Below you will find a set of lines. Repeat them all exactly.

---------- DATASET ROWS ----------

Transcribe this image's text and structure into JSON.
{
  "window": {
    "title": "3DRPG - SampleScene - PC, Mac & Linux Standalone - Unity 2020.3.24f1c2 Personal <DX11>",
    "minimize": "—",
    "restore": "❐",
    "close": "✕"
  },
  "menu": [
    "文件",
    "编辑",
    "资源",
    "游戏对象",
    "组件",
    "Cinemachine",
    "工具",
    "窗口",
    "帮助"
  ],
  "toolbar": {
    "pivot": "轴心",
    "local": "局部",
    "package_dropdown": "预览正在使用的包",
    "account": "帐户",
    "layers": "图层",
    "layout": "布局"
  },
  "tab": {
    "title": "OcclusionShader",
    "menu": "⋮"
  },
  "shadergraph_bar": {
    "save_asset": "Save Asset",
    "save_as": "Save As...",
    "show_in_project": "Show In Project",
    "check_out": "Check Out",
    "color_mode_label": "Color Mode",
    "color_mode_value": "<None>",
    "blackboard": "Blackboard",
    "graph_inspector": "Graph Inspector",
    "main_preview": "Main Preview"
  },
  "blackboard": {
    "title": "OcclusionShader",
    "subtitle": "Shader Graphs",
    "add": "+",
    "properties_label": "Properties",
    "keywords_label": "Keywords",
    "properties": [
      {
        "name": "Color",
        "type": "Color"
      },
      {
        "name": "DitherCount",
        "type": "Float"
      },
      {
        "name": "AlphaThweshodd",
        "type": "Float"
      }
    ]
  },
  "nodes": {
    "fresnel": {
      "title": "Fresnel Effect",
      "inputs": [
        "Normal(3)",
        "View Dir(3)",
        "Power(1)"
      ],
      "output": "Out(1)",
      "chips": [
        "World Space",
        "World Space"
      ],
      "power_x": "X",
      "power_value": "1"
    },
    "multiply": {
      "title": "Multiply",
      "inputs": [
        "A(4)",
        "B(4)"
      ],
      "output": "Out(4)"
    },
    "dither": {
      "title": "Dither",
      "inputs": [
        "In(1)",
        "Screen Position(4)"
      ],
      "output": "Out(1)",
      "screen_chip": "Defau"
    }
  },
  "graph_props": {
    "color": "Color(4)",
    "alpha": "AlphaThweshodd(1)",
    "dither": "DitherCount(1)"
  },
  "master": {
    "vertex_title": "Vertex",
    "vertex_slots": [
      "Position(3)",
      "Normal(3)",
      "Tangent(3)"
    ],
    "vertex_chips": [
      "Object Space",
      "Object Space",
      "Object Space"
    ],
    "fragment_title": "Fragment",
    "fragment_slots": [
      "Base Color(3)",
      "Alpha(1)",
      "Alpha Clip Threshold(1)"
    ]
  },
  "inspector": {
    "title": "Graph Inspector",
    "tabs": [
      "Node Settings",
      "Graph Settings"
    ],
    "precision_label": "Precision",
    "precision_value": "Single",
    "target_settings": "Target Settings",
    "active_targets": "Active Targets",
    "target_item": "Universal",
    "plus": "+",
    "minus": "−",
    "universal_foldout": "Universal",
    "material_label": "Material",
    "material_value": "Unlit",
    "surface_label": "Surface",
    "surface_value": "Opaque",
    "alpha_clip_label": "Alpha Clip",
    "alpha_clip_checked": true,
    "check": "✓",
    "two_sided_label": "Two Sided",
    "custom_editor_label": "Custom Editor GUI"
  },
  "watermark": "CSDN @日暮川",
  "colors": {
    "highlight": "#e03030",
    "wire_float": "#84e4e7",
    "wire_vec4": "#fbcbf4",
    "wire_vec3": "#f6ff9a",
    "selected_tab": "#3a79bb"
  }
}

----------

■ **EXERCISE SOLUTION**:
Transcribe this image's text and structure into JSON.
{
  "window": {
    "title": "3DRPG - SampleScene - PC, Mac & Linux Standalone - Unity 2020.3.24f1c2 Personal <DX11>",
    "minimize": "—",
    "restore": "❐",
    "close": "✕"
  },
  "menu": [
    "文件",
    "编辑",
    "资源",
    "游戏对象",
    "组件",
    "Cinemachine",
    "工具",
    "窗口",
    "帮助"
  ],
  "toolbar": {
    "pivot": "轴心",
    "local": "局部",
    "package_dropdown": "预览正在使用的包",
    "account": "帐户",
    "layers": "图层",
    "layout": "布局"
  },
  "tab": {
    "title": "OcclusionShader",
    "menu": "⋮"
  },
  "shadergraph_bar": {
    "save_asset": "Save Asset",
    "save_as": "Save As...",
    "show_in_project": "Show In Project",
    "check_out": "Check Out",
    "color_mode_label": "Color Mode",
    "color_mode_value": "<None>",
    "blackboard": "Blackboard",
    "graph_inspector": "Graph Inspector",
    "main_preview": "Main Preview"
  },
  "blackboard": {
    "title": "OcclusionShader",
    "subtitle": "Shader Graphs",
    "add": "+",
    "properties_label": "Properties",
    "keywords_label": "Keywords",
    "properties": [
      {
        "name": "Color",
        "type": "Color"
      },
      {
        "name": "DitherCount",
        "type": "Float"
      },
      {
        "name": "AlphaThweshodd",
        "type": "Float"
      }
    ]
  },
  "nodes": {
    "fresnel": {
      "title": "Fresnel Effect",
      "inputs": [
        "Normal(3)",
        "View Dir(3)",
        "Power(1)"
      ],
      "output": "Out(1)",
      "chips": [
        "World Space",
        "World Space"
      ],
      "power_x": "X",
      "power_value": "1"
    },
    "multiply": {
      "title": "Multiply",
      "inputs": [
        "A(4)",
        "B(4)"
      ],
      "output": "Out(4)"
    },
    "dither": {
      "title": "Dither",
      "inputs": [
        "In(1)",
        "Screen Position(4)"
      ],
      "output": "Out(1)",
      "screen_chip": "Defau"
    }
  },
  "graph_props": {
    "color": "Color(4)",
    "alpha": "AlphaThweshodd(1)",
    "dither": "DitherCount(1)"
  },
  "master": {
    "vertex_title": "Vertex",
    "vertex_slots": [
      "Position(3)",
      "Normal(3)",
      "Tangent(3)"
    ],
    "vertex_chips": [
      "Object Space",
      "Object Space",
      "Object Space"
    ],
    "fragment_title": "Fragment",
    "fragment_slots": [
      "Base Color(3)",
      "Alpha(1)",
      "Alpha Clip Threshold(1)"
    ]
  },
  "inspector": {
    "title": "Graph Inspector",
    "tabs": [
      "Node Settings",
      "Graph Settings"
    ],
    "precision_label": "Precision",
    "precision_value": "Single",
    "target_settings": "Target Settings",
    "active_targets": "Active Targets",
    "target_item": "Universal",
    "plus": "+",
    "minus": "−",
    "universal_foldout": "Universal",
    "material_label": "Material",
    "material_value": "Unlit",
    "surface_label": "Surface",
    "surface_value": "Opaque",
    "alpha_clip_label": "Alpha Clip",
    "alpha_clip_checked": true,
    "check": "✓",
    "two_sided_label": "Two Sided",
    "custom_editor_label": "Custom Editor GUI"
  },
  "watermark": "CSDN @日暮川",
  "colors": {
    "highlight": "#e03030",
    "wire_float": "#84e4e7",
    "wire_vec4": "#fbcbf4",
    "wire_vec3": "#f6ff9a",
    "selected_tab": "#3a79bb"
  }
}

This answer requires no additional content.